Transcribe the lines below verbatim, skipping the images.

#### [Excerpted records]
────

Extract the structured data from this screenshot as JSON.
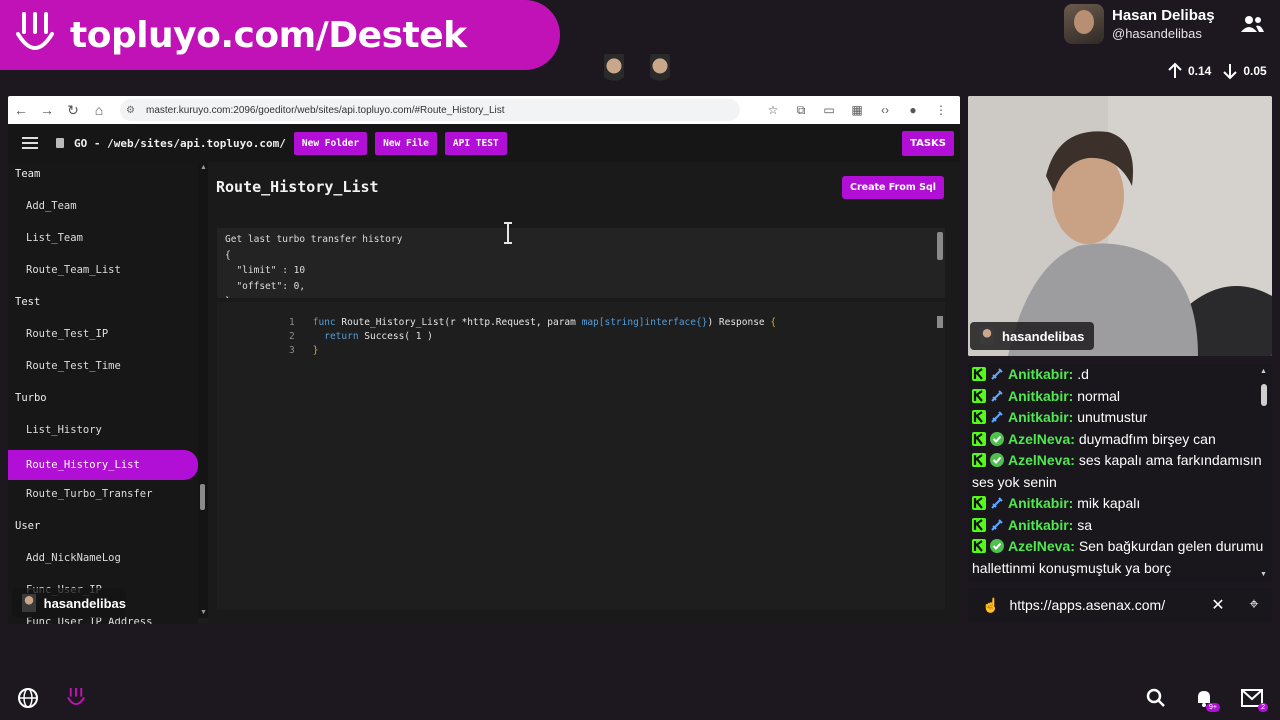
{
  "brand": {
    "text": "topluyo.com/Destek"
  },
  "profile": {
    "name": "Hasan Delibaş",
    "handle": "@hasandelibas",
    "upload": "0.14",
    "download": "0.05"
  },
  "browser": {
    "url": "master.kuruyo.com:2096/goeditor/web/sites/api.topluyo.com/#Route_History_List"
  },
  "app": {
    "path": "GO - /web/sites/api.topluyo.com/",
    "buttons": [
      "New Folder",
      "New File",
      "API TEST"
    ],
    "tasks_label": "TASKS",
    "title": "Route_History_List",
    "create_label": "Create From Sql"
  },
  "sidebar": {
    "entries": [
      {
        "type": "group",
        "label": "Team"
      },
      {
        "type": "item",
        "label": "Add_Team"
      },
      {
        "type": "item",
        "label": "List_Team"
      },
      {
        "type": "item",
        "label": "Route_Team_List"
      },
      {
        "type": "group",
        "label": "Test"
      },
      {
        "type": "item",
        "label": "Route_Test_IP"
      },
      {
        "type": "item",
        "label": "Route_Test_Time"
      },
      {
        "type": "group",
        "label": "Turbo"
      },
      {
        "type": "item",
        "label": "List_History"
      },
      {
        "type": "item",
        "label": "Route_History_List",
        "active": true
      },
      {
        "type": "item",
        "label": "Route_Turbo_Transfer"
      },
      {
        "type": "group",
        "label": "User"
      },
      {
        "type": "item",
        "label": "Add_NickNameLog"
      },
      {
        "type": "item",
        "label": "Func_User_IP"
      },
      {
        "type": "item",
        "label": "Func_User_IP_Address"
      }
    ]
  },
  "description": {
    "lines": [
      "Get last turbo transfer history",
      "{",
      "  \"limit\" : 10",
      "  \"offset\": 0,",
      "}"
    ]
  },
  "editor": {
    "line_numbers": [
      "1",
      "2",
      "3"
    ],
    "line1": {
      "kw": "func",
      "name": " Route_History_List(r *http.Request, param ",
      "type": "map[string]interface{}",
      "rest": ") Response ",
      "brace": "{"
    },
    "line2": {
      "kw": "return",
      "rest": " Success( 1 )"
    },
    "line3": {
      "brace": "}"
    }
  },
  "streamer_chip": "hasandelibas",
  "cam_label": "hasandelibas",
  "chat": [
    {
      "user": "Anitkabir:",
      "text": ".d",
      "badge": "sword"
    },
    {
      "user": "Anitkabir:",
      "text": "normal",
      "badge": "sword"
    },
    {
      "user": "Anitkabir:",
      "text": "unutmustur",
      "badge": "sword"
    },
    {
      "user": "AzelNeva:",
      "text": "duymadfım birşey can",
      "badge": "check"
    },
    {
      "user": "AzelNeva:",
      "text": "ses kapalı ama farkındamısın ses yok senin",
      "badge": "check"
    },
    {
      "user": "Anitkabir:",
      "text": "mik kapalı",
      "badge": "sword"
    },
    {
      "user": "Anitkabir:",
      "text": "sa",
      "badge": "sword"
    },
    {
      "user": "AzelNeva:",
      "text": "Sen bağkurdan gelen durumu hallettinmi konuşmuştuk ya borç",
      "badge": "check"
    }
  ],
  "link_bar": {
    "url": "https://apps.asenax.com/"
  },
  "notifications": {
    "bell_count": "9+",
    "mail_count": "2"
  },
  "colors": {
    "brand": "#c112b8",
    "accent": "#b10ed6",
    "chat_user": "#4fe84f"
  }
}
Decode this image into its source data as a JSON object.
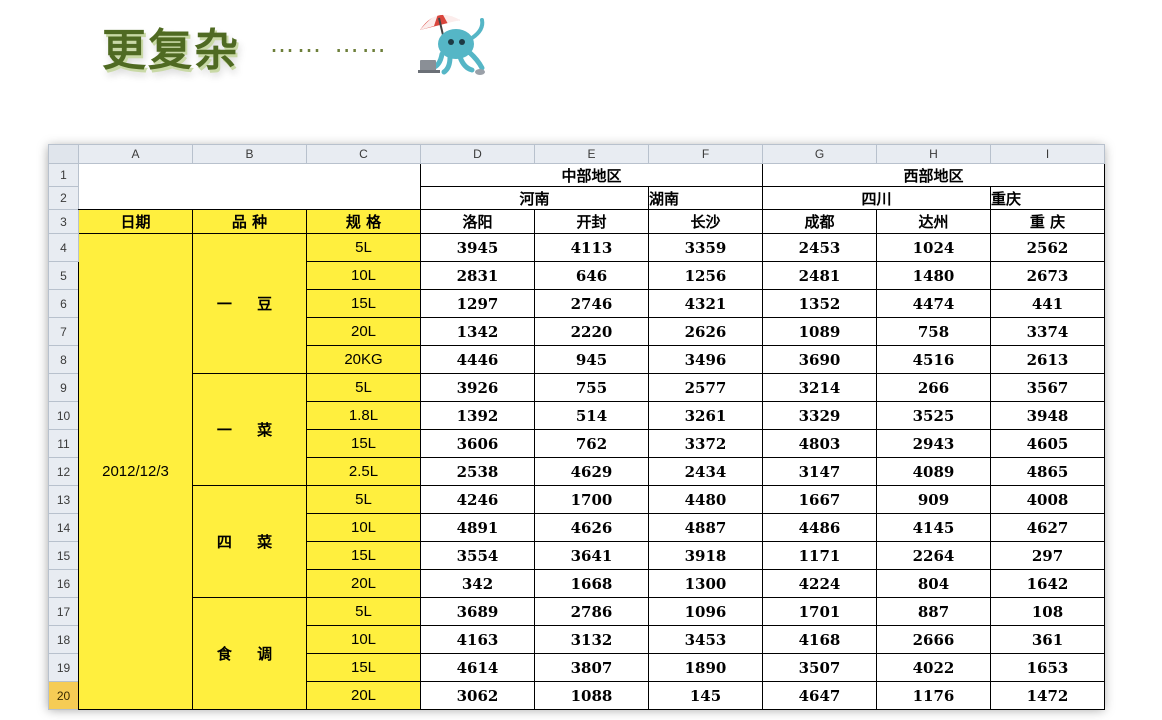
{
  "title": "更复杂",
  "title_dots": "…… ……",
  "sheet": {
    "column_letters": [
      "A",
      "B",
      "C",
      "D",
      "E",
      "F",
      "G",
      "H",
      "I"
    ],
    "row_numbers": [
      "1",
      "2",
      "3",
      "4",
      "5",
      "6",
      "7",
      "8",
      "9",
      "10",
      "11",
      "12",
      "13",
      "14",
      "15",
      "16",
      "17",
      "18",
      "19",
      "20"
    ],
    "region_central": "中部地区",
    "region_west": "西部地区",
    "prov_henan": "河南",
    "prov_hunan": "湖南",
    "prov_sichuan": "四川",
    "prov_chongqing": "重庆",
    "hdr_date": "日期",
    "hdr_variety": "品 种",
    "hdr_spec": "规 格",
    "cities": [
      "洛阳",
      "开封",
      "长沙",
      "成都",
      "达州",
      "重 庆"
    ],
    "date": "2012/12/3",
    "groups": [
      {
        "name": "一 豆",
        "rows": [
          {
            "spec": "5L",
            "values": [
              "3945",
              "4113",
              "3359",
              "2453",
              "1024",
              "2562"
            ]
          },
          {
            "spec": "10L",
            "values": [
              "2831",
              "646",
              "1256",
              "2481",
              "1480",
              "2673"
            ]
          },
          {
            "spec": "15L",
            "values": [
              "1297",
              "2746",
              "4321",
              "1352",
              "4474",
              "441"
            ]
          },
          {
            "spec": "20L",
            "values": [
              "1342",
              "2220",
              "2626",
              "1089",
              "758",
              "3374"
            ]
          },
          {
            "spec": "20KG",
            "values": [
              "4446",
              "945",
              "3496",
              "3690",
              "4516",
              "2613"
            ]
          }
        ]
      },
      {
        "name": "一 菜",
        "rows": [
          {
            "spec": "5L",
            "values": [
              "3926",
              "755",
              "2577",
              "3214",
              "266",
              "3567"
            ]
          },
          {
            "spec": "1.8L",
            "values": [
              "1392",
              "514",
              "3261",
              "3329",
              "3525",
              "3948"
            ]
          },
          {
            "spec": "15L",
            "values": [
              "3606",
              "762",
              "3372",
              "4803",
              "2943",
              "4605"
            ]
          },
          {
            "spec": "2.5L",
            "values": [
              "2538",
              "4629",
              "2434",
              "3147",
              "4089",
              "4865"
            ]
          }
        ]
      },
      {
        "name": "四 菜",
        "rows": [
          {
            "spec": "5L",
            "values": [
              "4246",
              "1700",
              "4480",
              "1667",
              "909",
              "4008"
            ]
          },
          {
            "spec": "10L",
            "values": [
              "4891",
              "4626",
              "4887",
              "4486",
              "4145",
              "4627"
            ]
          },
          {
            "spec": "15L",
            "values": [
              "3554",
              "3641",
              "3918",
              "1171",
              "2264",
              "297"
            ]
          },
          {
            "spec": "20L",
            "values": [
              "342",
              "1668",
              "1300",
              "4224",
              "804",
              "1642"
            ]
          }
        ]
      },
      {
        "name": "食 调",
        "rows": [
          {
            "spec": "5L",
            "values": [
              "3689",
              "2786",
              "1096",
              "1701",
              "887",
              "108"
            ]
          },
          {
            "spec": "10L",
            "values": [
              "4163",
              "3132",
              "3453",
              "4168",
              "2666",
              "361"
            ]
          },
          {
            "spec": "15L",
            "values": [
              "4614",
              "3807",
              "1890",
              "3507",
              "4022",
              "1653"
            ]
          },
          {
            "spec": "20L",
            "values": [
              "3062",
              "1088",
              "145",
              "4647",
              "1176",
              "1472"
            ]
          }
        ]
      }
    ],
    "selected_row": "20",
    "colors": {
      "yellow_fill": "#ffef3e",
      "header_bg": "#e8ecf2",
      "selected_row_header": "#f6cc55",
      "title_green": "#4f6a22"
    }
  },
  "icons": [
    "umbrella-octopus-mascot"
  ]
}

────

#### [The solution]
Extract the structured data from this screenshot as JSON.
{
  "brand": {
    "text": "topluyo.com/Destek"
  },
  "profile": {
    "name": "Hasan Delibaş",
    "handle": "@hasandelibas",
    "upload": "0.14",
    "download": "0.05"
  },
  "browser": {
    "url": "master.kuruyo.com:2096/goeditor/web/sites/api.topluyo.com/#Route_History_List"
  },
  "app": {
    "path": "GO - /web/sites/api.topluyo.com/",
    "buttons": [
      "New Folder",
      "New File",
      "API TEST"
    ],
    "tasks_label": "TASKS",
    "title": "Route_History_List",
    "create_label": "Create From Sql"
  },
  "sidebar": {
    "entries": [
      {
        "type": "group",
        "label": "Team"
      },
      {
        "type": "item",
        "label": "Add_Team"
      },
      {
        "type": "item",
        "label": "List_Team"
      },
      {
        "type": "item",
        "label": "Route_Team_List"
      },
      {
        "type": "group",
        "label": "Test"
      },
      {
        "type": "item",
        "label": "Route_Test_IP"
      },
      {
        "type": "item",
        "label": "Route_Test_Time"
      },
      {
        "type": "group",
        "label": "Turbo"
      },
      {
        "type": "item",
        "label": "List_History"
      },
      {
        "type": "item",
        "label": "Route_History_List",
        "active": true
      },
      {
        "type": "item",
        "label": "Route_Turbo_Transfer"
      },
      {
        "type": "group",
        "label": "User"
      },
      {
        "type": "item",
        "label": "Add_NickNameLog"
      },
      {
        "type": "item",
        "label": "Func_User_IP"
      },
      {
        "type": "item",
        "label": "Func_User_IP_Address"
      }
    ]
  },
  "description": {
    "lines": [
      "Get last turbo transfer history",
      "{",
      "  \"limit\" : 10",
      "  \"offset\": 0,",
      "}"
    ]
  },
  "editor": {
    "line_numbers": [
      "1",
      "2",
      "3"
    ],
    "line1": {
      "kw": "func",
      "name": " Route_History_List(r *http.Request, param ",
      "type": "map[string]interface{}",
      "rest": ") Response ",
      "brace": "{"
    },
    "line2": {
      "kw": "return",
      "rest": " Success( 1 )"
    },
    "line3": {
      "brace": "}"
    }
  },
  "streamer_chip": "hasandelibas",
  "cam_label": "hasandelibas",
  "chat": [
    {
      "user": "Anitkabir:",
      "text": ".d",
      "badge": "sword"
    },
    {
      "user": "Anitkabir:",
      "text": "normal",
      "badge": "sword"
    },
    {
      "user": "Anitkabir:",
      "text": "unutmustur",
      "badge": "sword"
    },
    {
      "user": "AzelNeva:",
      "text": "duymadfım birşey can",
      "badge": "check"
    },
    {
      "user": "AzelNeva:",
      "text": "ses kapalı ama farkındamısın ses yok senin",
      "badge": "check"
    },
    {
      "user": "Anitkabir:",
      "text": "mik kapalı",
      "badge": "sword"
    },
    {
      "user": "Anitkabir:",
      "text": "sa",
      "badge": "sword"
    },
    {
      "user": "AzelNeva:",
      "text": "Sen bağkurdan gelen durumu hallettinmi konuşmuştuk ya borç",
      "badge": "check"
    }
  ],
  "link_bar": {
    "url": "https://apps.asenax.com/"
  },
  "notifications": {
    "bell_count": "9+",
    "mail_count": "2"
  },
  "colors": {
    "brand": "#c112b8",
    "accent": "#b10ed6",
    "chat_user": "#4fe84f"
  }
}
Decode this image into its source data as a JSON object.
{
  "title": "更复杂",
  "title_dots": "…… ……",
  "sheet": {
    "column_letters": [
      "A",
      "B",
      "C",
      "D",
      "E",
      "F",
      "G",
      "H",
      "I"
    ],
    "row_numbers": [
      "1",
      "2",
      "3",
      "4",
      "5",
      "6",
      "7",
      "8",
      "9",
      "10",
      "11",
      "12",
      "13",
      "14",
      "15",
      "16",
      "17",
      "18",
      "19",
      "20"
    ],
    "region_central": "中部地区",
    "region_west": "西部地区",
    "prov_henan": "河南",
    "prov_hunan": "湖南",
    "prov_sichuan": "四川",
    "prov_chongqing": "重庆",
    "hdr_date": "日期",
    "hdr_variety": "品 种",
    "hdr_spec": "规 格",
    "cities": [
      "洛阳",
      "开封",
      "长沙",
      "成都",
      "达州",
      "重 庆"
    ],
    "date": "2012/12/3",
    "groups": [
      {
        "name": "一 豆",
        "rows": [
          {
            "spec": "5L",
            "values": [
              "3945",
              "4113",
              "3359",
              "2453",
              "1024",
              "2562"
            ]
          },
          {
            "spec": "10L",
            "values": [
              "2831",
              "646",
              "1256",
              "2481",
              "1480",
              "2673"
            ]
          },
          {
            "spec": "15L",
            "values": [
              "1297",
              "2746",
              "4321",
              "1352",
              "4474",
              "441"
            ]
          },
          {
            "spec": "20L",
            "values": [
              "1342",
              "2220",
              "2626",
              "1089",
              "758",
              "3374"
            ]
          },
          {
            "spec": "20KG",
            "values": [
              "4446",
              "945",
              "3496",
              "3690",
              "4516",
              "2613"
            ]
          }
        ]
      },
      {
        "name": "一 菜",
        "rows": [
          {
            "spec": "5L",
            "values": [
              "3926",
              "755",
              "2577",
              "3214",
              "266",
              "3567"
            ]
          },
          {
            "spec": "1.8L",
            "values": [
              "1392",
              "514",
              "3261",
              "3329",
              "3525",
              "3948"
            ]
          },
          {
            "spec": "15L",
            "values": [
              "3606",
              "762",
              "3372",
              "4803",
              "2943",
              "4605"
            ]
          },
          {
            "spec": "2.5L",
            "values": [
              "2538",
              "4629",
              "2434",
              "3147",
              "4089",
              "4865"
            ]
          }
        ]
      },
      {
        "name": "四 菜",
        "rows": [
          {
            "spec": "5L",
            "values": [
              "4246",
              "1700",
              "4480",
              "1667",
              "909",
              "4008"
            ]
          },
          {
            "spec": "10L",
            "values": [
              "4891",
              "4626",
              "4887",
              "4486",
              "4145",
              "4627"
            ]
          },
          {
            "spec": "15L",
            "values": [
              "3554",
              "3641",
              "3918",
              "1171",
              "2264",
              "297"
            ]
          },
          {
            "spec": "20L",
            "values": [
              "342",
              "1668",
              "1300",
              "4224",
              "804",
              "1642"
            ]
          }
        ]
      },
      {
        "name": "食 调",
        "rows": [
          {
            "spec": "5L",
            "values": [
              "3689",
              "2786",
              "1096",
              "1701",
              "887",
              "108"
            ]
          },
          {
            "spec": "10L",
            "values": [
              "4163",
              "3132",
              "3453",
              "4168",
              "2666",
              "361"
            ]
          },
          {
            "spec": "15L",
            "values": [
              "4614",
              "3807",
              "1890",
              "3507",
              "4022",
              "1653"
            ]
          },
          {
            "spec": "20L",
            "values": [
              "3062",
              "1088",
              "145",
              "4647",
              "1176",
              "1472"
            ]
          }
        ]
      }
    ],
    "selected_row": "20",
    "colors": {
      "yellow_fill": "#ffef3e",
      "header_bg": "#e8ecf2",
      "selected_row_header": "#f6cc55",
      "title_green": "#4f6a22"
    }
  },
  "icons": [
    "umbrella-octopus-mascot"
  ]
}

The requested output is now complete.